Saved entries:
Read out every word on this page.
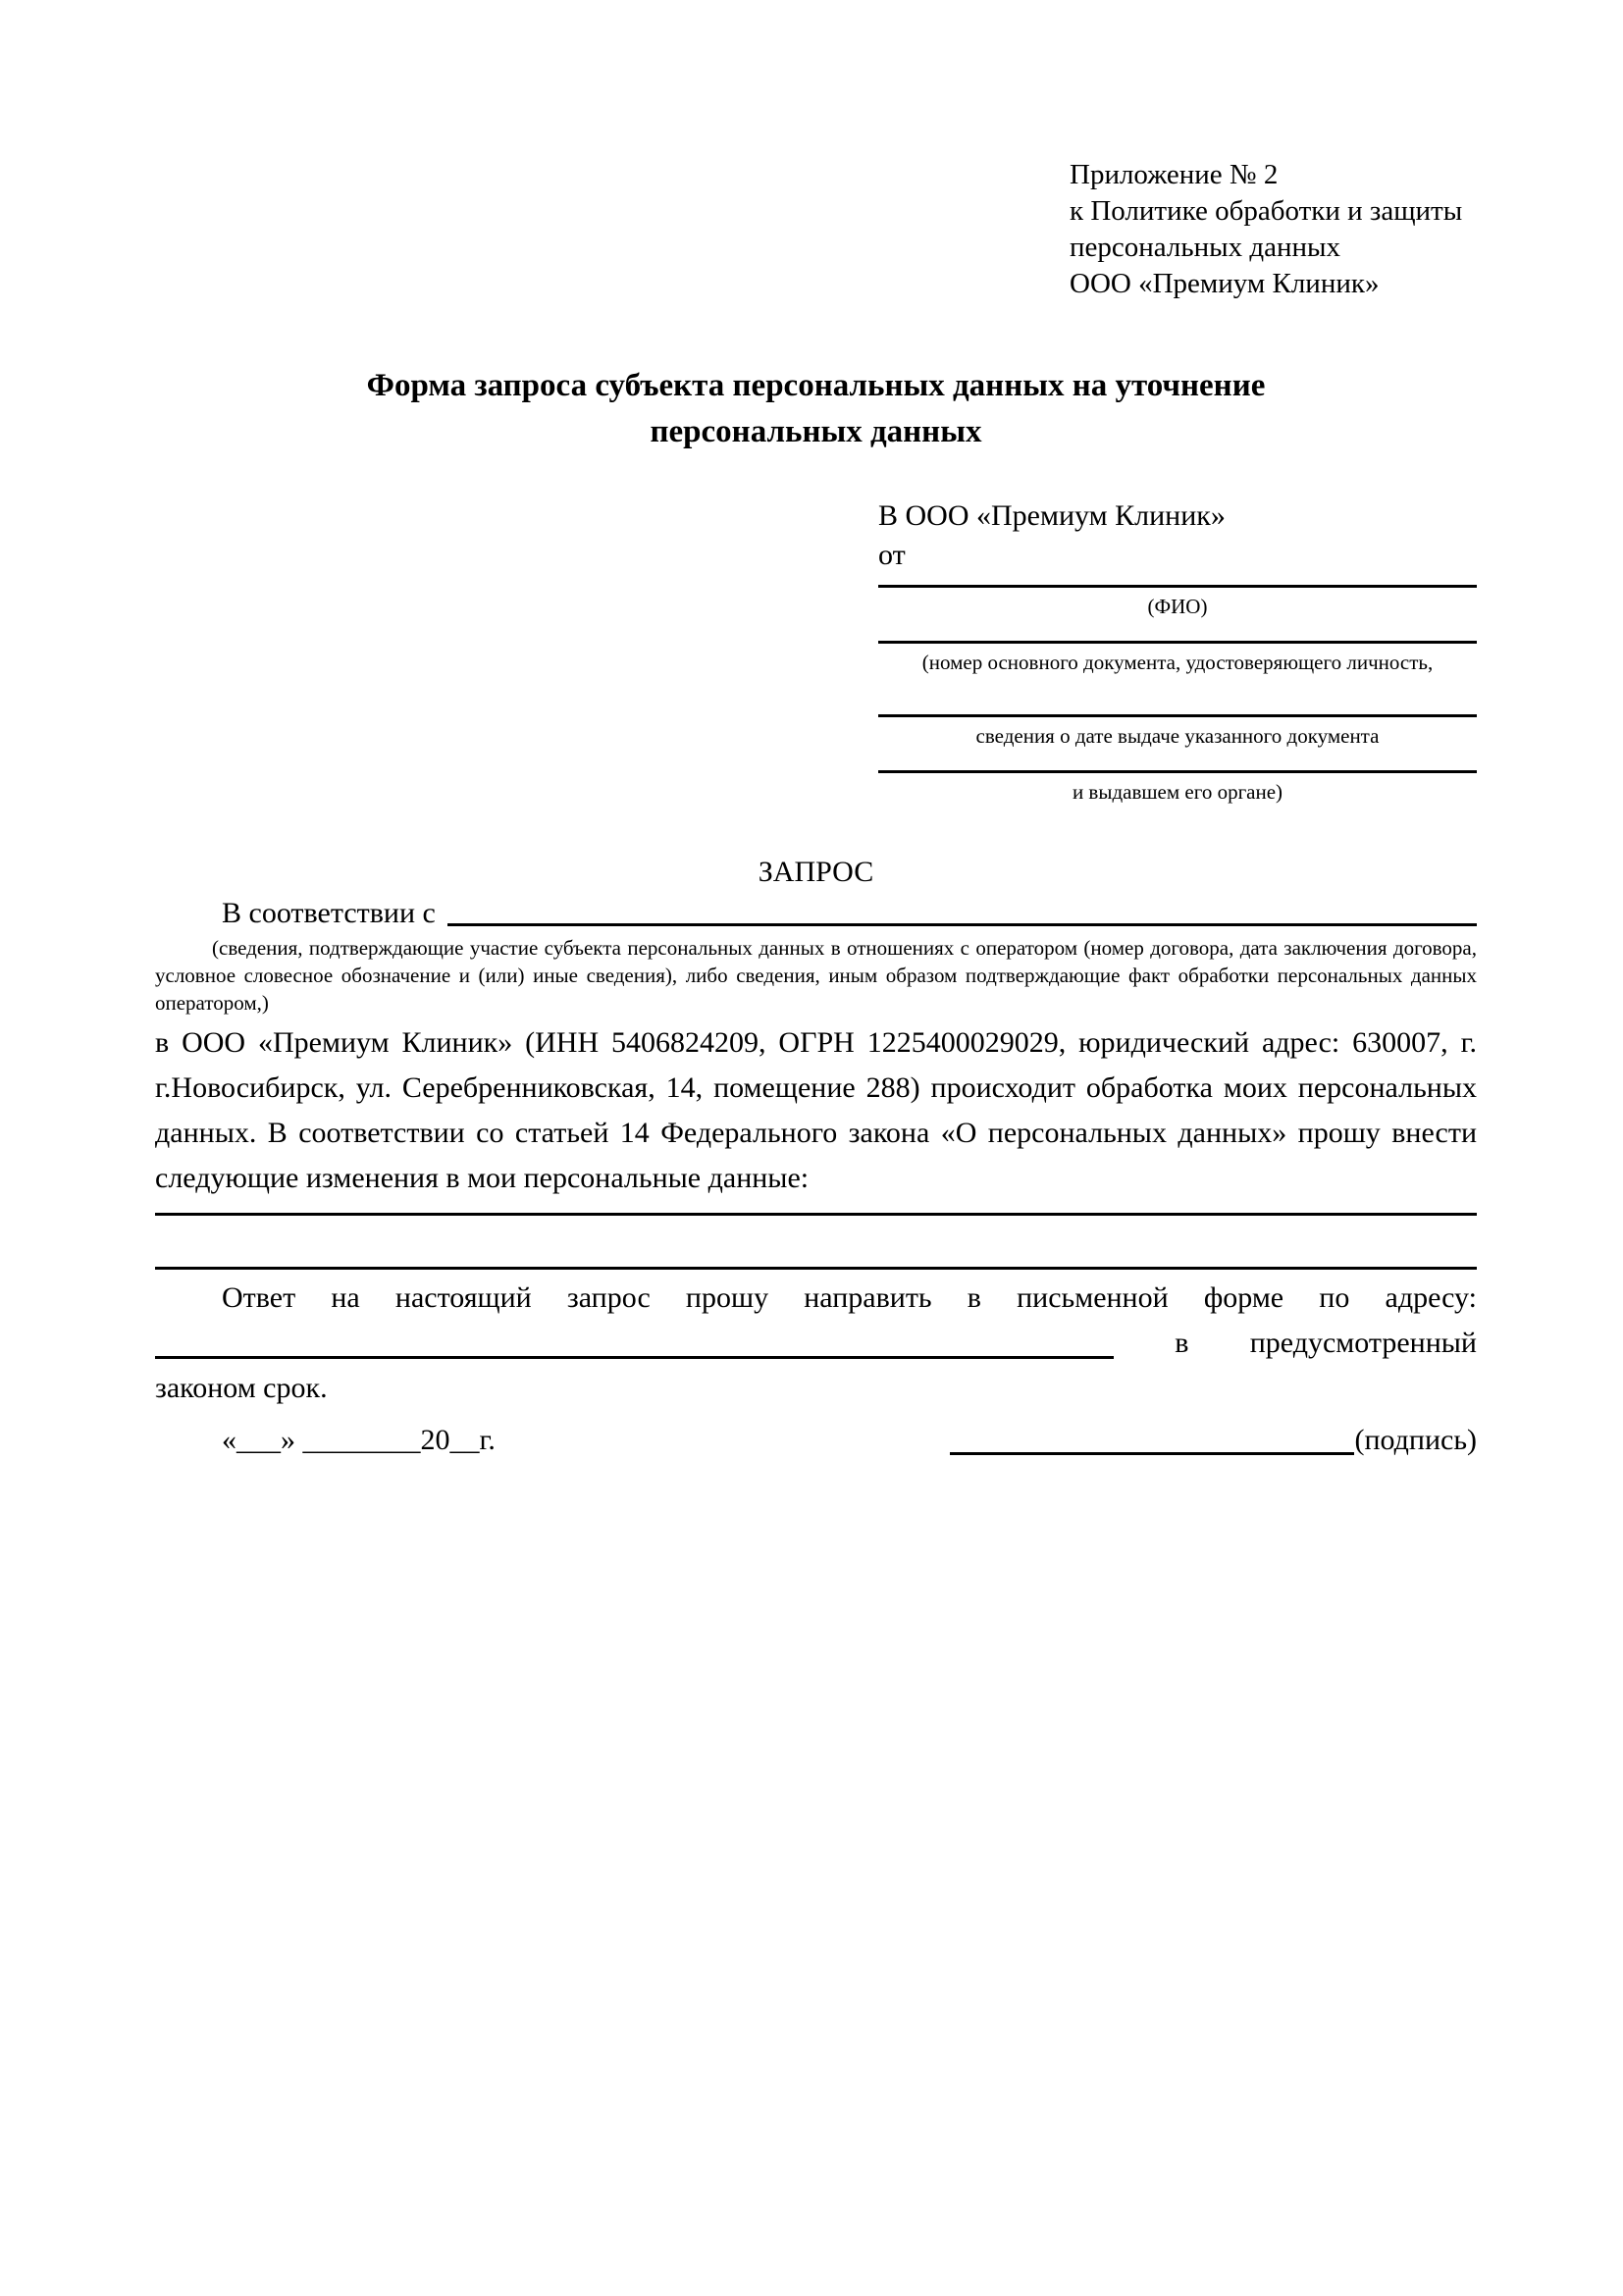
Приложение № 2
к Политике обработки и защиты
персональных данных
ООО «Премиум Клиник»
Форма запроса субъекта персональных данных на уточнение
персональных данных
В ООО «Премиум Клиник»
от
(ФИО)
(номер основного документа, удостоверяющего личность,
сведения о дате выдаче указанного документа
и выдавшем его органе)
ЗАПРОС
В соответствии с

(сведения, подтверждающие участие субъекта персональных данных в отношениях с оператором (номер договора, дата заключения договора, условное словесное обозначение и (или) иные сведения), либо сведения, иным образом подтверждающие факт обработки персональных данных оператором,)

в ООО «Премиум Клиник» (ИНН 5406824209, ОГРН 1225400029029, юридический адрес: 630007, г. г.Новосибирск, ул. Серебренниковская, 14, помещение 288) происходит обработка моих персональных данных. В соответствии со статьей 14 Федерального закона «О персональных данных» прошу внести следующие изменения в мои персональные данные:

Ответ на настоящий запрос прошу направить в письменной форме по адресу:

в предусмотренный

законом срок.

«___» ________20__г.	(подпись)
* * *
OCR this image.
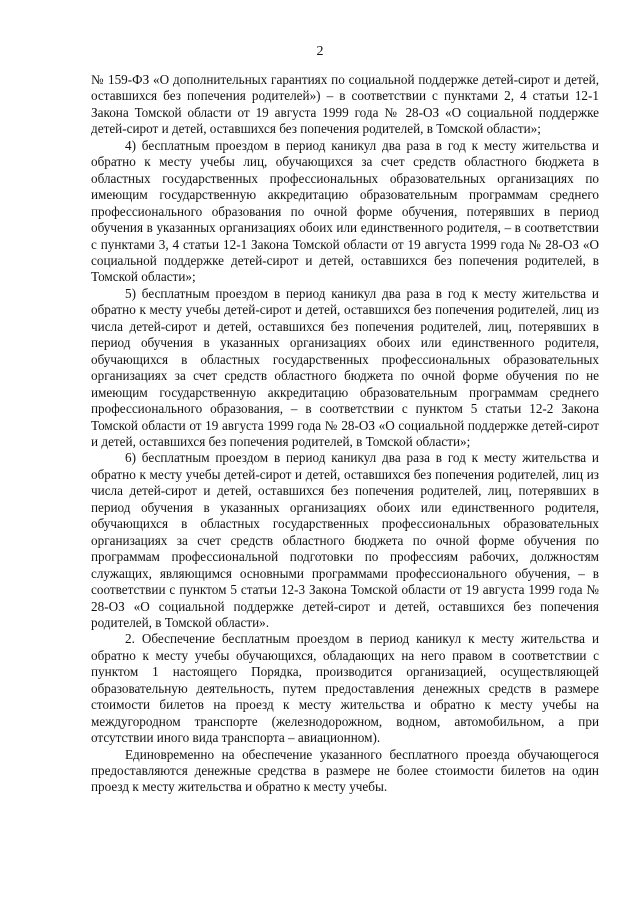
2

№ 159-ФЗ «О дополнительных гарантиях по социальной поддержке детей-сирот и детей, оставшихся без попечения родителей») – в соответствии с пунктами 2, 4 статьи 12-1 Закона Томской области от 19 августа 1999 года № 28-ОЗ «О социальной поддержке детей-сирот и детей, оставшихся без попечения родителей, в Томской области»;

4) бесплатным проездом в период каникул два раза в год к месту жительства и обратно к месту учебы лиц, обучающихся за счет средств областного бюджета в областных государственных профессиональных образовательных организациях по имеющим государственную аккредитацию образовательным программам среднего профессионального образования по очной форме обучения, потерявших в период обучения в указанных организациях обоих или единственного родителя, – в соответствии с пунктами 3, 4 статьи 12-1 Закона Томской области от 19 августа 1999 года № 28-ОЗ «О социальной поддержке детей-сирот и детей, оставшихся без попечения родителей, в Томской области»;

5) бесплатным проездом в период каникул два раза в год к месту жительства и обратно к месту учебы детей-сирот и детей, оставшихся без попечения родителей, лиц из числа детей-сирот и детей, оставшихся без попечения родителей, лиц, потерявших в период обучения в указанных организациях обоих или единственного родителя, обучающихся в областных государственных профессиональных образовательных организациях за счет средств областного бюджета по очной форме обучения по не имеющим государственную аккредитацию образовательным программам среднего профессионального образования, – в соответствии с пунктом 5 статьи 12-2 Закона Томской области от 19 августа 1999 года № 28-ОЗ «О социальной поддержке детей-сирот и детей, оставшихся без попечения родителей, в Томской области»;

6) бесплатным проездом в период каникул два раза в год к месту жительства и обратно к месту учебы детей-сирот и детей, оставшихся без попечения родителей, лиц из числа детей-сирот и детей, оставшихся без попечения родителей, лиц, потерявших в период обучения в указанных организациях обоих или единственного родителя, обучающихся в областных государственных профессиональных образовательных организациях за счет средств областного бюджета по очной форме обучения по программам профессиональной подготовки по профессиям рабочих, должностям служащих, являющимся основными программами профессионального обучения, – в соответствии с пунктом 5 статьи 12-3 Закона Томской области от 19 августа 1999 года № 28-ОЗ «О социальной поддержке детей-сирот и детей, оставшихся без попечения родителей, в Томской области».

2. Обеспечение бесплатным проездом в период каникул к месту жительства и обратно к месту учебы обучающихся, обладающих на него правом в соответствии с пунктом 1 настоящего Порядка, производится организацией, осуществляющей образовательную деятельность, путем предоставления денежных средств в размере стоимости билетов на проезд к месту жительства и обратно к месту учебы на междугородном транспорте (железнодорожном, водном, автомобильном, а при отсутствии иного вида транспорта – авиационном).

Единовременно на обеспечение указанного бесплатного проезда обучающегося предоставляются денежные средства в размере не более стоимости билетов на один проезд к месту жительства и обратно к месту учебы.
...
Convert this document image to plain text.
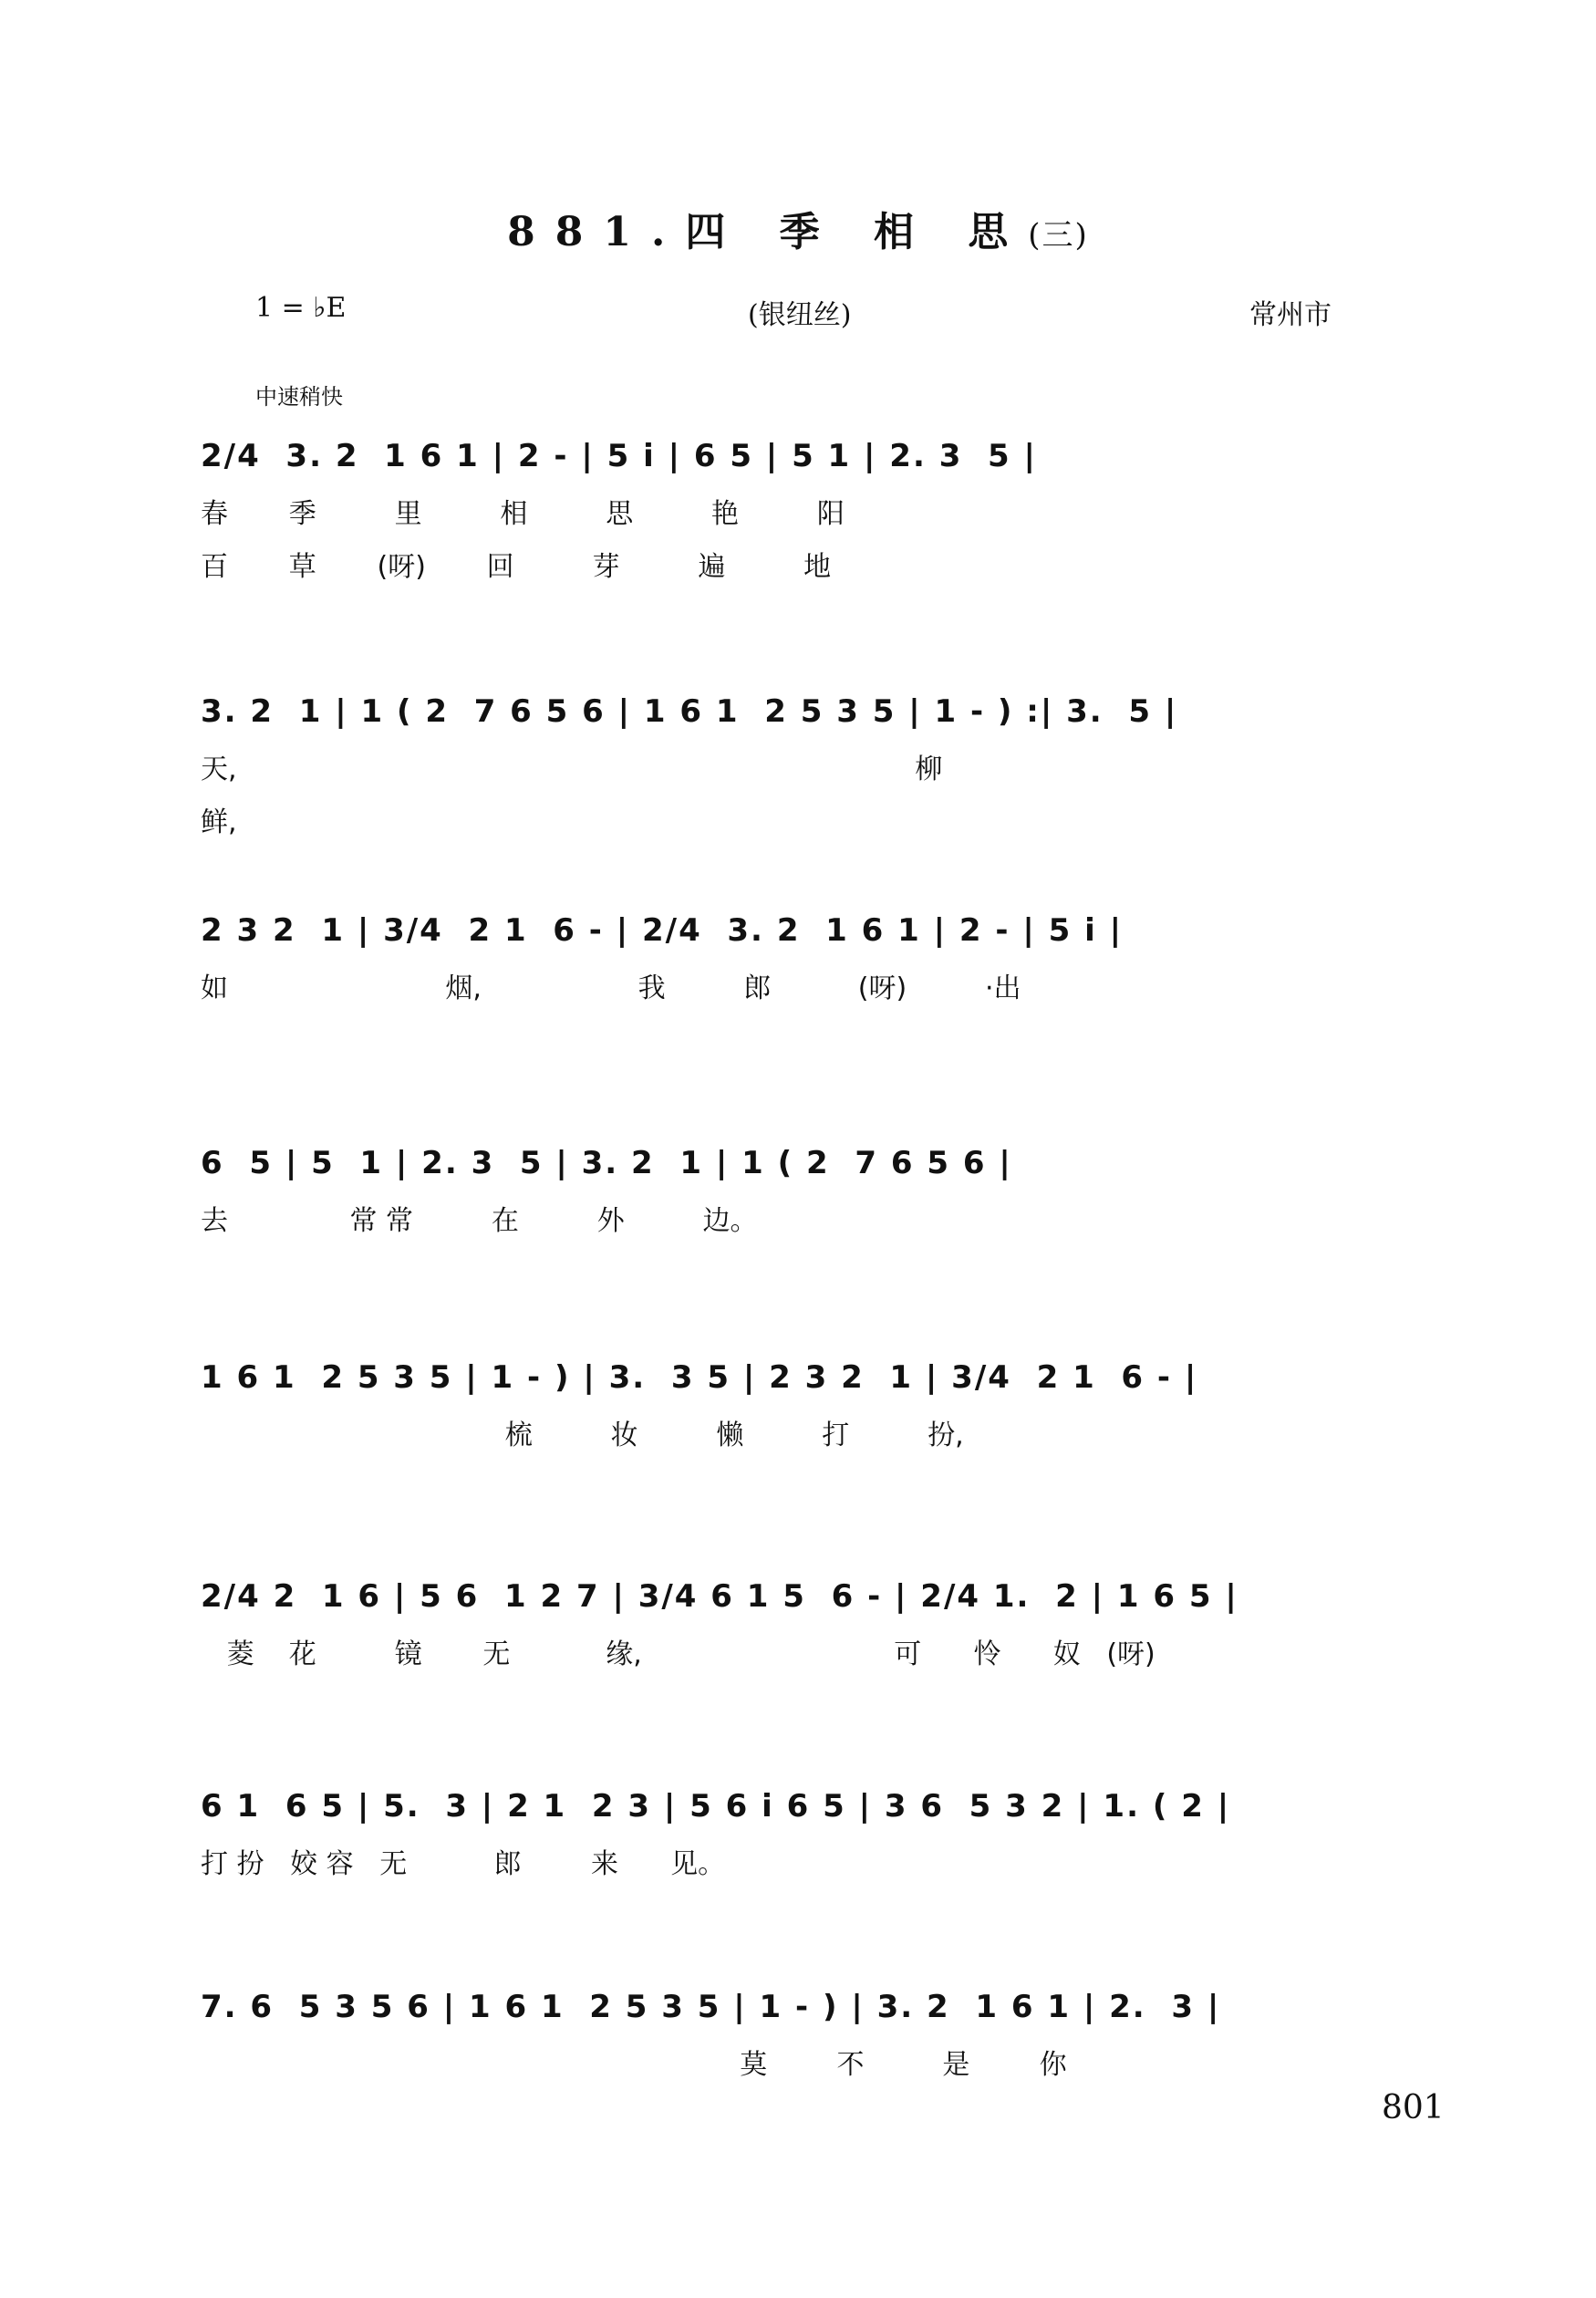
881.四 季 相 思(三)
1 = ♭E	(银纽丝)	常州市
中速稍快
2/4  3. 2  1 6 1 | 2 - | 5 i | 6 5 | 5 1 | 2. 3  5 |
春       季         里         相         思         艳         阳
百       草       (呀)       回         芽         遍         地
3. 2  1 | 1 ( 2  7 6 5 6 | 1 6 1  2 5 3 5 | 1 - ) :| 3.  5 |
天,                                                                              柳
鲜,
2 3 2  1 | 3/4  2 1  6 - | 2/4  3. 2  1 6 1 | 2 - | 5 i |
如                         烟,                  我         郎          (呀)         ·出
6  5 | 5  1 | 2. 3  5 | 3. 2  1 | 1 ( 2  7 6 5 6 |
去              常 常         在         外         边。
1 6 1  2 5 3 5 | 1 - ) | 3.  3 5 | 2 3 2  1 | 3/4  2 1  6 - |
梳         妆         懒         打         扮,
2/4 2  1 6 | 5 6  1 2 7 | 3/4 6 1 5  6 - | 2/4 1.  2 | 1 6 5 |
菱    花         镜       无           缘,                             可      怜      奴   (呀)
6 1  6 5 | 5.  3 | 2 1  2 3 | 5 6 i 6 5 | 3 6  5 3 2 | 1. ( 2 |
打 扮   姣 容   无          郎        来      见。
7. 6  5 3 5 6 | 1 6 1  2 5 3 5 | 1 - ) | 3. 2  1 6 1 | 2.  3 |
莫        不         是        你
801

(The problem): Pick out all lines from the data above in which the word "образования" appears.

(Correct answer):
4) бесплатным проездом в период каникул два раза в год к месту жительства и обратно к месту учебы лиц, обучающихся за счет средств областного бюджета в областных государственных профессиональных образовательных организациях по имеющим государственную аккредитацию образовательным программам среднего профессионального образования по очной форме обучения, потерявших в период обучения в указанных организациях обоих или единственного родителя, – в соответствии с пунктами 3, 4 статьи 12-1 Закона Томской области от 19 августа 1999 года № 28-ОЗ «О социальной поддержке детей-сирот и детей, оставшихся без попечения родителей, в Томской области»;
5) бесплатным проездом в период каникул два раза в год к месту жительства и обратно к месту учебы детей-сирот и детей, оставшихся без попечения родителей, лиц из числа детей-сирот и детей, оставшихся без попечения родителей, лиц, потерявших в период обучения в указанных организациях обоих или единственного родителя, обучающихся в областных государственных профессиональных образовательных организациях за счет средств областного бюджета по очной форме обучения по не имеющим государственную аккредитацию образовательным программам среднего профессионального образования, – в соответствии с пунктом 5 статьи 12-2 Закона Томской области от 19 августа 1999 года № 28-ОЗ «О социальной поддержке детей-сирот и детей, оставшихся без попечения родителей, в Томской области»;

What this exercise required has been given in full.